(Dataset excerpt)
* * * * * * *
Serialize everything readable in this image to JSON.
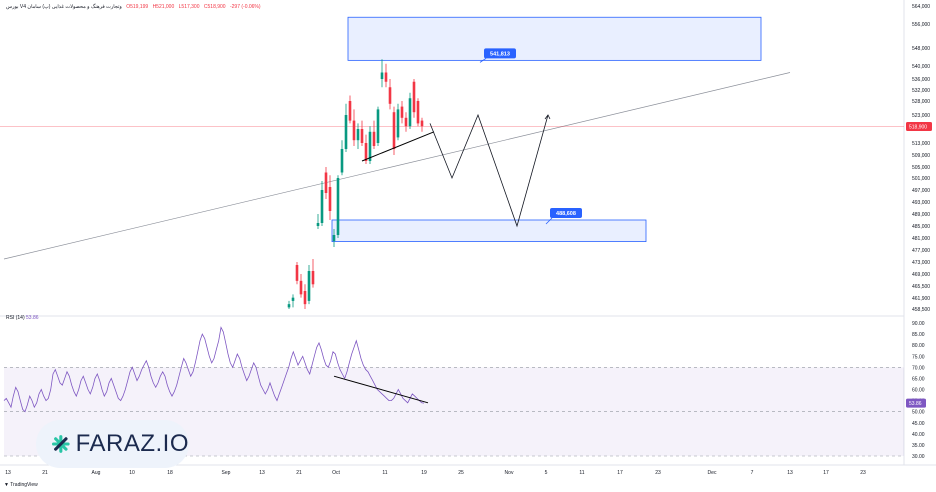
{
  "header": {
    "symbol": "بورس V4 وتجارت فرهنگ و محصولات غذایی (پ) سامان",
    "open": "O519,199",
    "high": "H521,000",
    "low": "L517,300",
    "close": "C518,900",
    "change": "-297 (-0.06%)"
  },
  "rsi_label": {
    "name": "RSI",
    "params": "(14)",
    "value": "53.86"
  },
  "brand": {
    "name": "FARAZ.IO",
    "platform": "TradingView"
  },
  "colors": {
    "up": "#089981",
    "down": "#f23645",
    "box": "#2962ff",
    "rsi": "#7e57c2",
    "label_bg": "#2962ff"
  },
  "chart_data": [
    {
      "type": "candlestick",
      "price_axis_ticks": [
        "564,000",
        "556,000",
        "548,000",
        "540,000",
        "536,000",
        "532,000",
        "528,000",
        "523,000",
        "513,000",
        "509,000",
        "505,000",
        "501,000",
        "497,000",
        "493,000",
        "489,000",
        "485,000",
        "481,000",
        "477,000",
        "473,000",
        "469,000",
        "465,500",
        "461,900",
        "458,500"
      ],
      "time_axis_ticks": [
        "13",
        "21",
        "Aug",
        "10",
        "18",
        "Sep",
        "13",
        "21",
        "Oct",
        "11",
        "19",
        "25",
        "Nov",
        "5",
        "11",
        "17",
        "23",
        "Dec",
        "7",
        "13",
        "17",
        "23"
      ],
      "current_price": "518,900",
      "zones": [
        {
          "label": "541,813",
          "top": 559000,
          "bottom": 542500
        },
        {
          "label": "488,608",
          "top": 487000,
          "bottom": 479800
        }
      ],
      "candles": [
        {
          "i": 289,
          "o": 459,
          "h": 461,
          "l": 457,
          "c": 460
        },
        {
          "i": 293,
          "o": 461,
          "h": 463,
          "l": 459,
          "c": 462
        },
        {
          "i": 297,
          "o": 472,
          "h": 473,
          "l": 466,
          "c": 467
        },
        {
          "i": 301,
          "o": 467,
          "h": 469,
          "l": 462,
          "c": 463
        },
        {
          "i": 305,
          "o": 464,
          "h": 466,
          "l": 458,
          "c": 460
        },
        {
          "i": 309,
          "o": 461,
          "h": 472,
          "l": 460,
          "c": 470
        },
        {
          "i": 313,
          "o": 470,
          "h": 474,
          "l": 465,
          "c": 466
        },
        {
          "i": 318,
          "o": 485,
          "h": 489,
          "l": 484,
          "c": 486
        },
        {
          "i": 322,
          "o": 486,
          "h": 500,
          "l": 485,
          "c": 497
        },
        {
          "i": 326,
          "o": 503,
          "h": 505,
          "l": 494,
          "c": 496
        },
        {
          "i": 330,
          "o": 498,
          "h": 502,
          "l": 487,
          "c": 490
        },
        {
          "i": 334,
          "o": 480,
          "h": 484,
          "l": 478,
          "c": 482
        },
        {
          "i": 338,
          "o": 482,
          "h": 502,
          "l": 481,
          "c": 501
        },
        {
          "i": 342,
          "o": 503,
          "h": 514,
          "l": 502,
          "c": 511
        },
        {
          "i": 346,
          "o": 511,
          "h": 527,
          "l": 510,
          "c": 523
        },
        {
          "i": 350,
          "o": 528,
          "h": 530,
          "l": 520,
          "c": 521
        },
        {
          "i": 354,
          "o": 521,
          "h": 525,
          "l": 512,
          "c": 514
        },
        {
          "i": 358,
          "o": 514,
          "h": 520,
          "l": 511,
          "c": 518
        },
        {
          "i": 362,
          "o": 518,
          "h": 521,
          "l": 512,
          "c": 513
        },
        {
          "i": 366,
          "o": 513,
          "h": 516,
          "l": 506,
          "c": 507
        },
        {
          "i": 370,
          "o": 507,
          "h": 519,
          "l": 506,
          "c": 517
        },
        {
          "i": 374,
          "o": 517,
          "h": 521,
          "l": 511,
          "c": 512
        },
        {
          "i": 378,
          "o": 513,
          "h": 526,
          "l": 512,
          "c": 525
        },
        {
          "i": 382,
          "o": 536,
          "h": 543,
          "l": 533,
          "c": 538
        },
        {
          "i": 386,
          "o": 538,
          "h": 541,
          "l": 533,
          "c": 535
        },
        {
          "i": 390,
          "o": 533,
          "h": 536,
          "l": 525,
          "c": 527
        },
        {
          "i": 394,
          "o": 524,
          "h": 526,
          "l": 509,
          "c": 511
        },
        {
          "i": 398,
          "o": 515,
          "h": 527,
          "l": 514,
          "c": 525
        },
        {
          "i": 402,
          "o": 526,
          "h": 528,
          "l": 520,
          "c": 522
        },
        {
          "i": 406,
          "o": 522,
          "h": 524,
          "l": 517,
          "c": 519
        },
        {
          "i": 410,
          "o": 519,
          "h": 531,
          "l": 518,
          "c": 529
        },
        {
          "i": 414,
          "o": 535,
          "h": 536,
          "l": 522,
          "c": 524
        },
        {
          "i": 418,
          "o": 528,
          "h": 529,
          "l": 519,
          "c": 520
        },
        {
          "i": 422,
          "o": 521,
          "h": 522,
          "l": 517,
          "c": 519
        }
      ],
      "projection_path": [
        [
          430,
          520
        ],
        [
          452,
          501
        ],
        [
          478,
          523
        ],
        [
          517,
          485
        ],
        [
          548,
          523
        ]
      ]
    },
    {
      "type": "line",
      "name": "RSI",
      "ylim": [
        30,
        90
      ],
      "axis_ticks": [
        "90.00",
        "85.00",
        "80.00",
        "75.00",
        "70.00",
        "65.00",
        "60.00",
        "55.00",
        "50.00",
        "45.00",
        "40.00",
        "35.00",
        "30.00"
      ],
      "bands": {
        "upper": 70,
        "middle": 50,
        "lower": 30
      },
      "current_value": "53.86",
      "values": [
        55,
        56,
        54,
        52,
        57,
        61,
        59,
        55,
        51,
        50,
        53,
        57,
        55,
        52,
        54,
        58,
        60,
        57,
        55,
        56,
        60,
        67,
        69,
        66,
        63,
        62,
        65,
        68,
        66,
        62,
        59,
        57,
        60,
        64,
        66,
        63,
        60,
        58,
        61,
        65,
        67,
        64,
        60,
        57,
        59,
        63,
        65,
        62,
        59,
        56,
        55,
        57,
        60,
        64,
        68,
        70,
        67,
        64,
        66,
        69,
        71,
        73,
        70,
        66,
        63,
        61,
        63,
        66,
        68,
        66,
        62,
        59,
        57,
        59,
        62,
        66,
        70,
        74,
        72,
        69,
        66,
        68,
        72,
        77,
        82,
        85,
        83,
        79,
        75,
        72,
        74,
        78,
        82,
        88,
        86,
        81,
        76,
        72,
        70,
        73,
        76,
        74,
        70,
        67,
        64,
        66,
        69,
        72,
        70,
        66,
        62,
        60,
        58,
        60,
        63,
        60,
        57,
        55,
        58,
        61,
        64,
        67,
        70,
        74,
        77,
        74,
        71,
        73,
        75,
        72,
        69,
        67,
        71,
        75,
        79,
        81,
        78,
        74,
        71,
        70,
        73,
        77,
        76,
        72,
        69,
        67,
        65,
        68,
        72,
        76,
        79,
        82,
        78,
        74,
        71,
        69,
        68,
        66,
        64,
        62,
        60,
        59,
        58,
        57,
        56,
        55,
        55,
        56,
        58,
        60,
        58,
        56,
        55,
        54,
        56,
        58,
        57,
        56,
        55,
        54,
        53.86
      ]
    }
  ]
}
* * * * * * *
_Your instructions_:
Repeat the data exactly, dropping every picture it holds.

_Expected answer_:
Serialize everything readable in this image to JSON.
{
  "header": {
    "symbol": "بورس V4 وتجارت فرهنگ و محصولات غذایی (پ) سامان",
    "open": "O519,199",
    "high": "H521,000",
    "low": "L517,300",
    "close": "C518,900",
    "change": "-297 (-0.06%)"
  },
  "rsi_label": {
    "name": "RSI",
    "params": "(14)",
    "value": "53.86"
  },
  "brand": {
    "name": "FARAZ.IO",
    "platform": "TradingView"
  },
  "colors": {
    "up": "#089981",
    "down": "#f23645",
    "box": "#2962ff",
    "rsi": "#7e57c2",
    "label_bg": "#2962ff"
  },
  "chart_data": [
    {
      "type": "candlestick",
      "price_axis_ticks": [
        "564,000",
        "556,000",
        "548,000",
        "540,000",
        "536,000",
        "532,000",
        "528,000",
        "523,000",
        "513,000",
        "509,000",
        "505,000",
        "501,000",
        "497,000",
        "493,000",
        "489,000",
        "485,000",
        "481,000",
        "477,000",
        "473,000",
        "469,000",
        "465,500",
        "461,900",
        "458,500"
      ],
      "time_axis_ticks": [
        "13",
        "21",
        "Aug",
        "10",
        "18",
        "Sep",
        "13",
        "21",
        "Oct",
        "11",
        "19",
        "25",
        "Nov",
        "5",
        "11",
        "17",
        "23",
        "Dec",
        "7",
        "13",
        "17",
        "23"
      ],
      "current_price": "518,900",
      "zones": [
        {
          "label": "541,813",
          "top": 559000,
          "bottom": 542500
        },
        {
          "label": "488,608",
          "top": 487000,
          "bottom": 479800
        }
      ],
      "candles": [
        {
          "i": 289,
          "o": 459,
          "h": 461,
          "l": 457,
          "c": 460
        },
        {
          "i": 293,
          "o": 461,
          "h": 463,
          "l": 459,
          "c": 462
        },
        {
          "i": 297,
          "o": 472,
          "h": 473,
          "l": 466,
          "c": 467
        },
        {
          "i": 301,
          "o": 467,
          "h": 469,
          "l": 462,
          "c": 463
        },
        {
          "i": 305,
          "o": 464,
          "h": 466,
          "l": 458,
          "c": 460
        },
        {
          "i": 309,
          "o": 461,
          "h": 472,
          "l": 460,
          "c": 470
        },
        {
          "i": 313,
          "o": 470,
          "h": 474,
          "l": 465,
          "c": 466
        },
        {
          "i": 318,
          "o": 485,
          "h": 489,
          "l": 484,
          "c": 486
        },
        {
          "i": 322,
          "o": 486,
          "h": 500,
          "l": 485,
          "c": 497
        },
        {
          "i": 326,
          "o": 503,
          "h": 505,
          "l": 494,
          "c": 496
        },
        {
          "i": 330,
          "o": 498,
          "h": 502,
          "l": 487,
          "c": 490
        },
        {
          "i": 334,
          "o": 480,
          "h": 484,
          "l": 478,
          "c": 482
        },
        {
          "i": 338,
          "o": 482,
          "h": 502,
          "l": 481,
          "c": 501
        },
        {
          "i": 342,
          "o": 503,
          "h": 514,
          "l": 502,
          "c": 511
        },
        {
          "i": 346,
          "o": 511,
          "h": 527,
          "l": 510,
          "c": 523
        },
        {
          "i": 350,
          "o": 528,
          "h": 530,
          "l": 520,
          "c": 521
        },
        {
          "i": 354,
          "o": 521,
          "h": 525,
          "l": 512,
          "c": 514
        },
        {
          "i": 358,
          "o": 514,
          "h": 520,
          "l": 511,
          "c": 518
        },
        {
          "i": 362,
          "o": 518,
          "h": 521,
          "l": 512,
          "c": 513
        },
        {
          "i": 366,
          "o": 513,
          "h": 516,
          "l": 506,
          "c": 507
        },
        {
          "i": 370,
          "o": 507,
          "h": 519,
          "l": 506,
          "c": 517
        },
        {
          "i": 374,
          "o": 517,
          "h": 521,
          "l": 511,
          "c": 512
        },
        {
          "i": 378,
          "o": 513,
          "h": 526,
          "l": 512,
          "c": 525
        },
        {
          "i": 382,
          "o": 536,
          "h": 543,
          "l": 533,
          "c": 538
        },
        {
          "i": 386,
          "o": 538,
          "h": 541,
          "l": 533,
          "c": 535
        },
        {
          "i": 390,
          "o": 533,
          "h": 536,
          "l": 525,
          "c": 527
        },
        {
          "i": 394,
          "o": 524,
          "h": 526,
          "l": 509,
          "c": 511
        },
        {
          "i": 398,
          "o": 515,
          "h": 527,
          "l": 514,
          "c": 525
        },
        {
          "i": 402,
          "o": 526,
          "h": 528,
          "l": 520,
          "c": 522
        },
        {
          "i": 406,
          "o": 522,
          "h": 524,
          "l": 517,
          "c": 519
        },
        {
          "i": 410,
          "o": 519,
          "h": 531,
          "l": 518,
          "c": 529
        },
        {
          "i": 414,
          "o": 535,
          "h": 536,
          "l": 522,
          "c": 524
        },
        {
          "i": 418,
          "o": 528,
          "h": 529,
          "l": 519,
          "c": 520
        },
        {
          "i": 422,
          "o": 521,
          "h": 522,
          "l": 517,
          "c": 519
        }
      ],
      "projection_path": [
        [
          430,
          520
        ],
        [
          452,
          501
        ],
        [
          478,
          523
        ],
        [
          517,
          485
        ],
        [
          548,
          523
        ]
      ]
    },
    {
      "type": "line",
      "name": "RSI",
      "ylim": [
        30,
        90
      ],
      "axis_ticks": [
        "90.00",
        "85.00",
        "80.00",
        "75.00",
        "70.00",
        "65.00",
        "60.00",
        "55.00",
        "50.00",
        "45.00",
        "40.00",
        "35.00",
        "30.00"
      ],
      "bands": {
        "upper": 70,
        "middle": 50,
        "lower": 30
      },
      "current_value": "53.86",
      "values": [
        55,
        56,
        54,
        52,
        57,
        61,
        59,
        55,
        51,
        50,
        53,
        57,
        55,
        52,
        54,
        58,
        60,
        57,
        55,
        56,
        60,
        67,
        69,
        66,
        63,
        62,
        65,
        68,
        66,
        62,
        59,
        57,
        60,
        64,
        66,
        63,
        60,
        58,
        61,
        65,
        67,
        64,
        60,
        57,
        59,
        63,
        65,
        62,
        59,
        56,
        55,
        57,
        60,
        64,
        68,
        70,
        67,
        64,
        66,
        69,
        71,
        73,
        70,
        66,
        63,
        61,
        63,
        66,
        68,
        66,
        62,
        59,
        57,
        59,
        62,
        66,
        70,
        74,
        72,
        69,
        66,
        68,
        72,
        77,
        82,
        85,
        83,
        79,
        75,
        72,
        74,
        78,
        82,
        88,
        86,
        81,
        76,
        72,
        70,
        73,
        76,
        74,
        70,
        67,
        64,
        66,
        69,
        72,
        70,
        66,
        62,
        60,
        58,
        60,
        63,
        60,
        57,
        55,
        58,
        61,
        64,
        67,
        70,
        74,
        77,
        74,
        71,
        73,
        75,
        72,
        69,
        67,
        71,
        75,
        79,
        81,
        78,
        74,
        71,
        70,
        73,
        77,
        76,
        72,
        69,
        67,
        65,
        68,
        72,
        76,
        79,
        82,
        78,
        74,
        71,
        69,
        68,
        66,
        64,
        62,
        60,
        59,
        58,
        57,
        56,
        55,
        55,
        56,
        58,
        60,
        58,
        56,
        55,
        54,
        56,
        58,
        57,
        56,
        55,
        54,
        53.86
      ]
    }
  ]
}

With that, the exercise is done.